Goal of the exercise:
The entries below should be given again exactly, minus their pictures.
◇ ◇ ◇
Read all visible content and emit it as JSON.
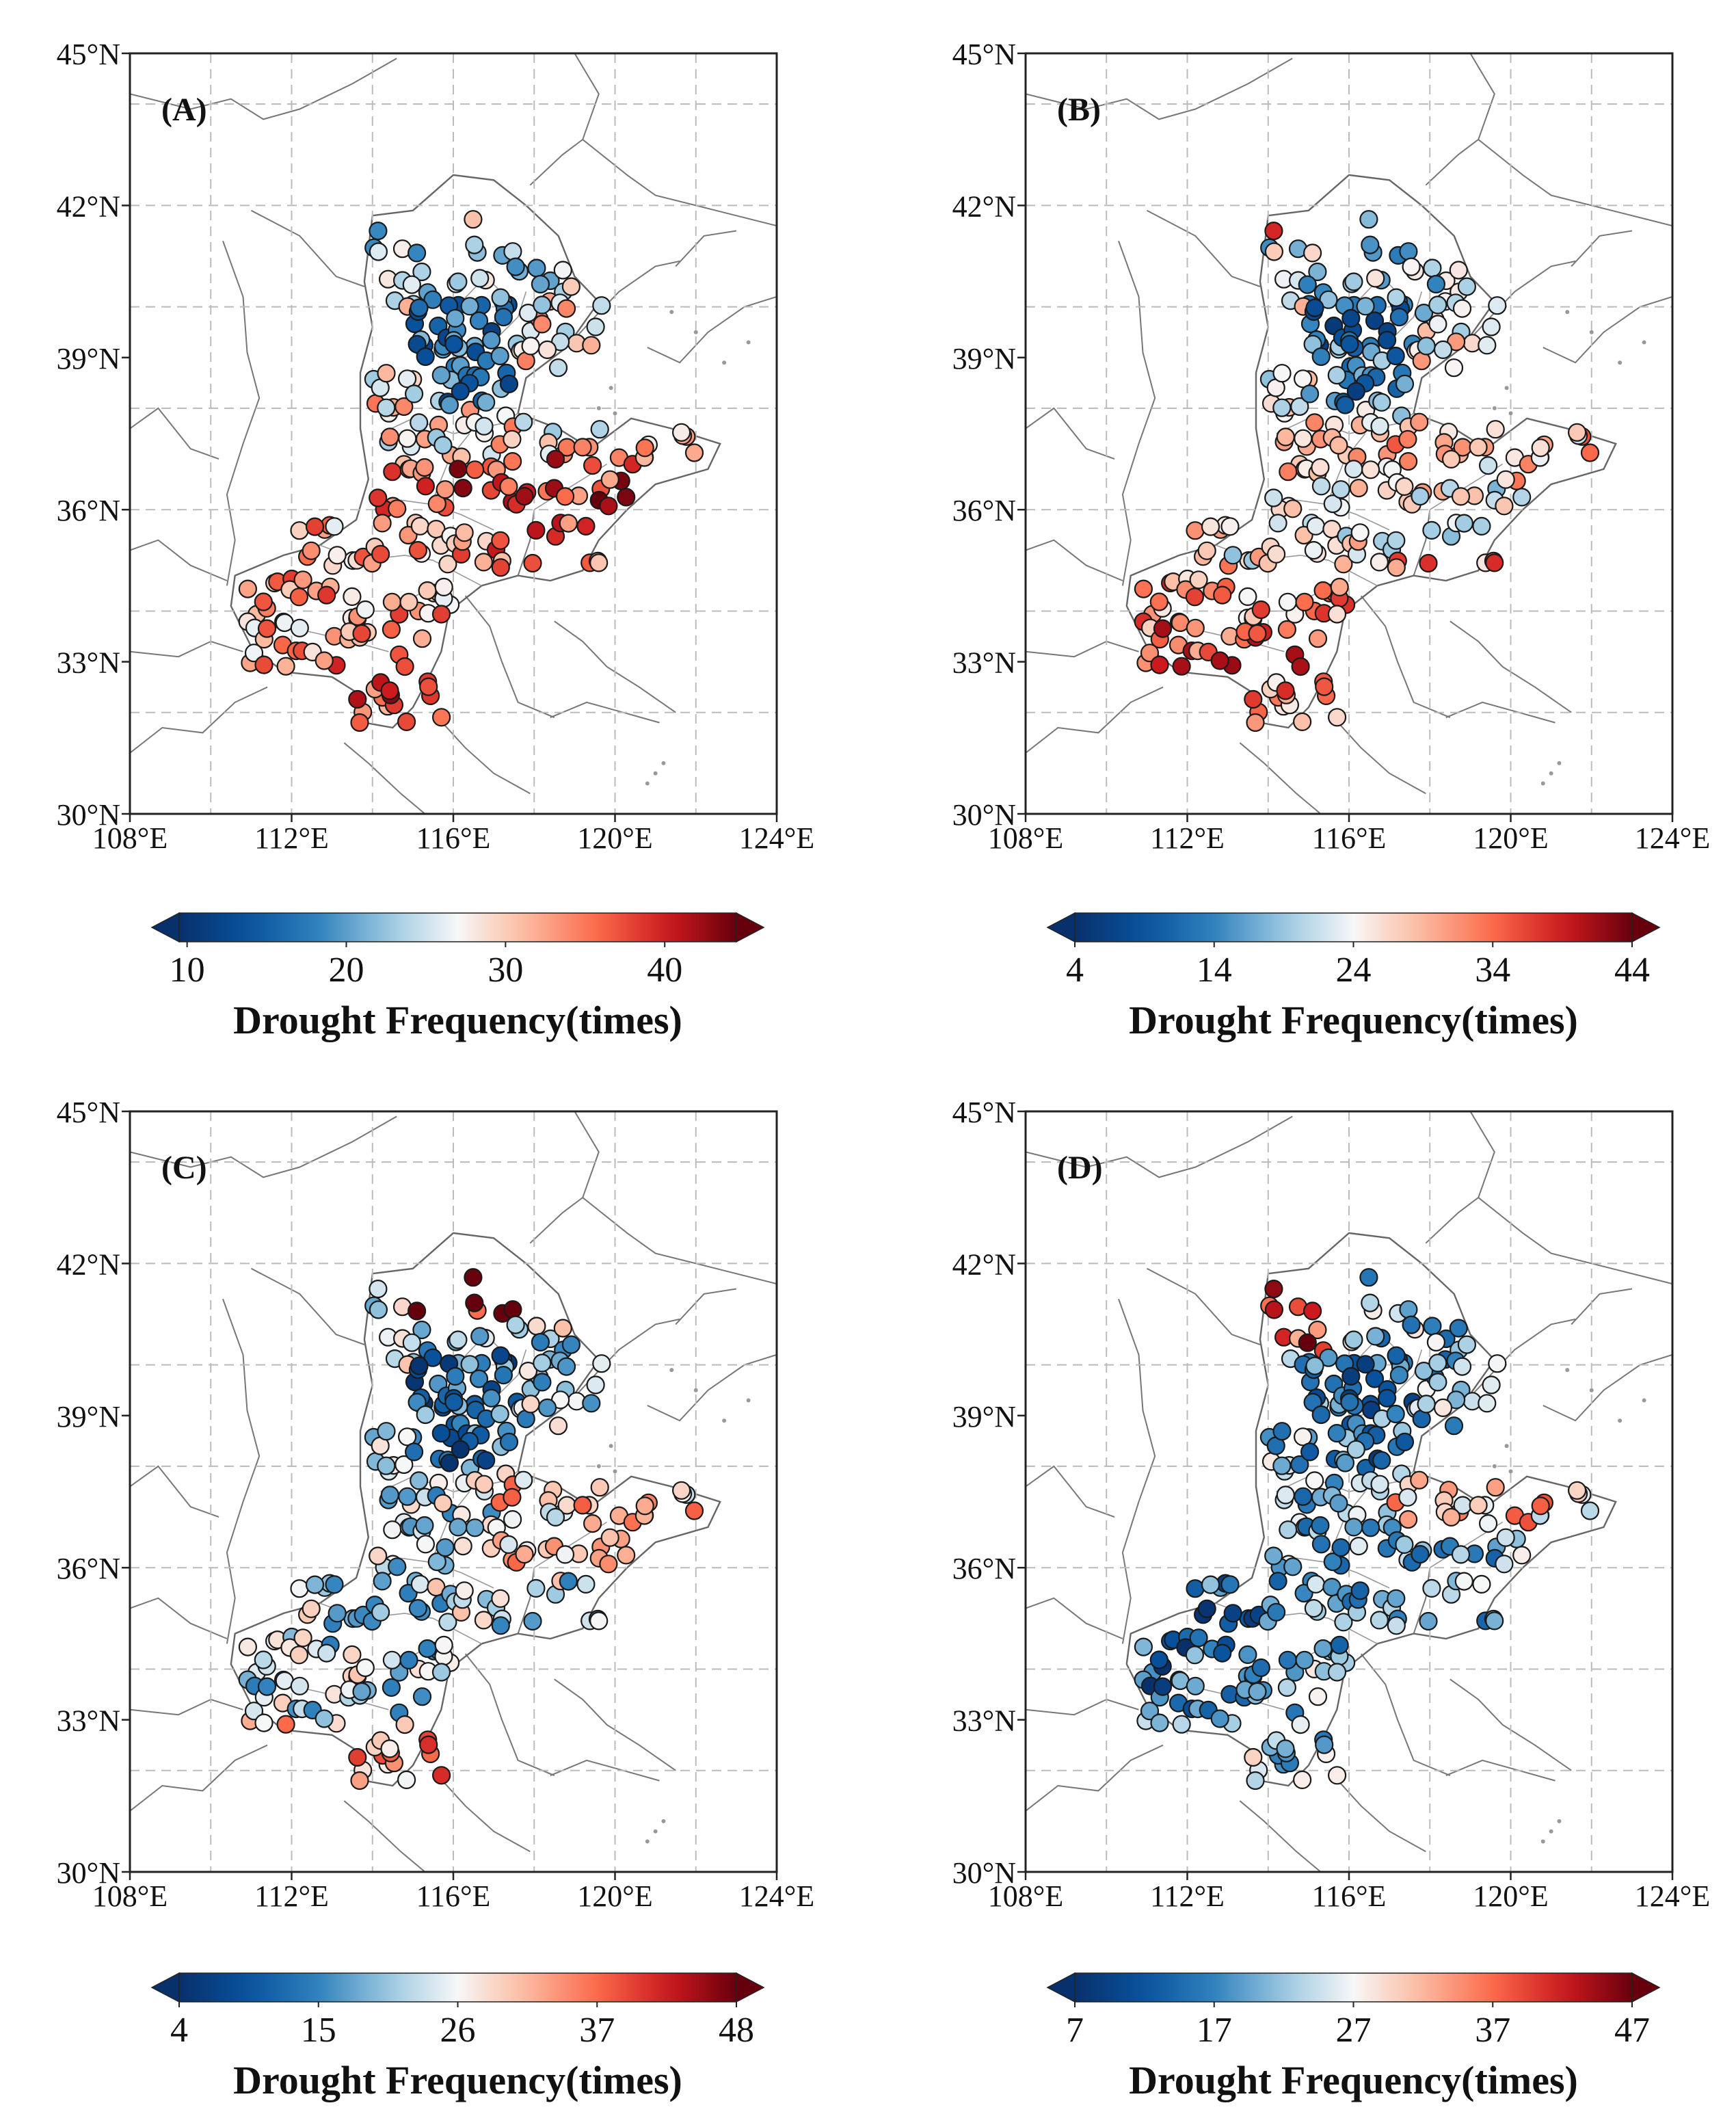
{
  "figure": {
    "lon_labels": [
      "108°E",
      "112°E",
      "116°E",
      "120°E",
      "124°E"
    ],
    "lat_labels": [
      "30°N",
      "33°N",
      "36°N",
      "39°N",
      "42°N",
      "45°N"
    ],
    "lon_values": [
      108,
      112,
      116,
      120,
      124
    ],
    "lat_values": [
      30,
      33,
      36,
      39,
      42,
      45
    ],
    "grid_lons": [
      110,
      112,
      114,
      116,
      118,
      120,
      122
    ],
    "grid_lats": [
      32,
      34,
      36,
      38,
      40,
      42,
      44
    ],
    "extent": {
      "lon": [
        108,
        124
      ],
      "lat": [
        30,
        45
      ]
    },
    "colors": {
      "low": "#08306b",
      "mid": "#f7f7f7",
      "high": "#67000d",
      "boundary": "#777777",
      "grid": "#bbbbbb"
    },
    "panels": [
      {
        "label": "(A)",
        "colorbar": {
          "ticks": [
            "10",
            "20",
            "30",
            "40"
          ],
          "min": 9.5,
          "max": 44.5,
          "title": "Drought Frequency(times)"
        }
      },
      {
        "label": "(B)",
        "colorbar": {
          "ticks": [
            "4",
            "14",
            "24",
            "34",
            "44"
          ],
          "min": 4,
          "max": 44,
          "title": "Drought Frequency(times)"
        }
      },
      {
        "label": "(C)",
        "colorbar": {
          "ticks": [
            "4",
            "15",
            "26",
            "37",
            "48"
          ],
          "min": 4,
          "max": 48,
          "title": "Drought Frequency(times)"
        }
      },
      {
        "label": "(D)",
        "colorbar": {
          "ticks": [
            "7",
            "17",
            "27",
            "37",
            "47"
          ],
          "min": 7,
          "max": 47,
          "title": "Drought Frequency(times)"
        }
      }
    ]
  }
}
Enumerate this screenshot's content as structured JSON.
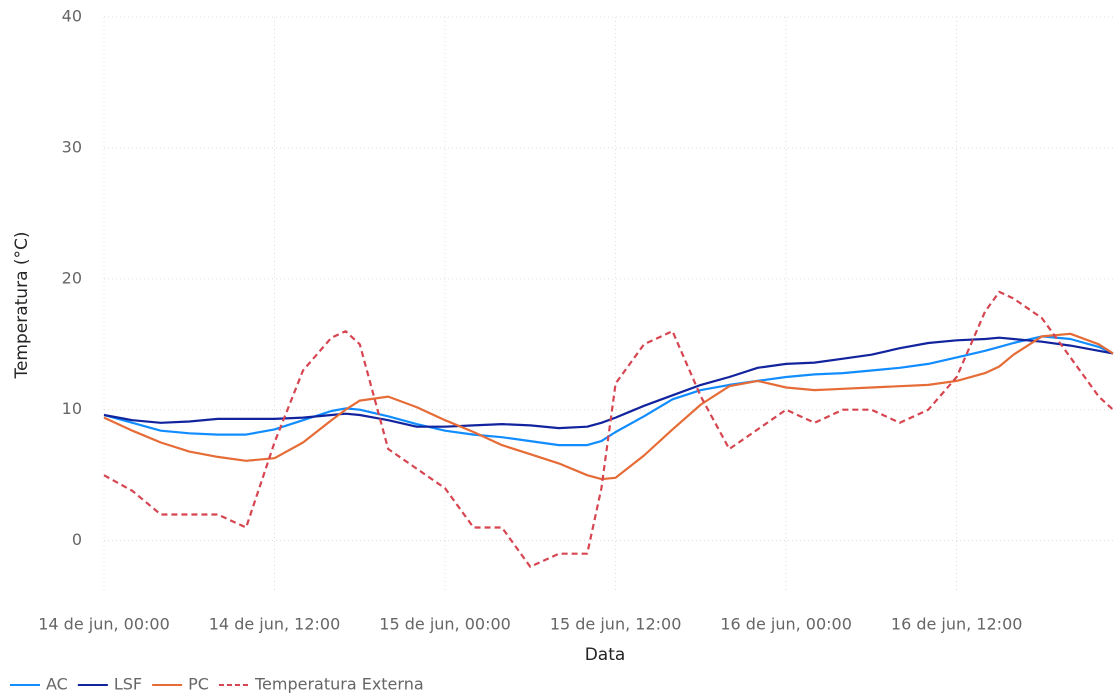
◇ ◇ ◇
Task result:
Read all visible content and emit it as JSON.
{
  "figure": {
    "lon_labels": [
      "108°E",
      "112°E",
      "116°E",
      "120°E",
      "124°E"
    ],
    "lat_labels": [
      "30°N",
      "33°N",
      "36°N",
      "39°N",
      "42°N",
      "45°N"
    ],
    "lon_values": [
      108,
      112,
      116,
      120,
      124
    ],
    "lat_values": [
      30,
      33,
      36,
      39,
      42,
      45
    ],
    "grid_lons": [
      110,
      112,
      114,
      116,
      118,
      120,
      122
    ],
    "grid_lats": [
      32,
      34,
      36,
      38,
      40,
      42,
      44
    ],
    "extent": {
      "lon": [
        108,
        124
      ],
      "lat": [
        30,
        45
      ]
    },
    "colors": {
      "low": "#08306b",
      "mid": "#f7f7f7",
      "high": "#67000d",
      "boundary": "#777777",
      "grid": "#bbbbbb"
    },
    "panels": [
      {
        "label": "(A)",
        "colorbar": {
          "ticks": [
            "10",
            "20",
            "30",
            "40"
          ],
          "min": 9.5,
          "max": 44.5,
          "title": "Drought Frequency(times)"
        }
      },
      {
        "label": "(B)",
        "colorbar": {
          "ticks": [
            "4",
            "14",
            "24",
            "34",
            "44"
          ],
          "min": 4,
          "max": 44,
          "title": "Drought Frequency(times)"
        }
      },
      {
        "label": "(C)",
        "colorbar": {
          "ticks": [
            "4",
            "15",
            "26",
            "37",
            "48"
          ],
          "min": 4,
          "max": 48,
          "title": "Drought Frequency(times)"
        }
      },
      {
        "label": "(D)",
        "colorbar": {
          "ticks": [
            "7",
            "17",
            "27",
            "37",
            "47"
          ],
          "min": 7,
          "max": 47,
          "title": "Drought Frequency(times)"
        }
      }
    ]
  }
}
Enumerate this screenshot's content as structured JSON.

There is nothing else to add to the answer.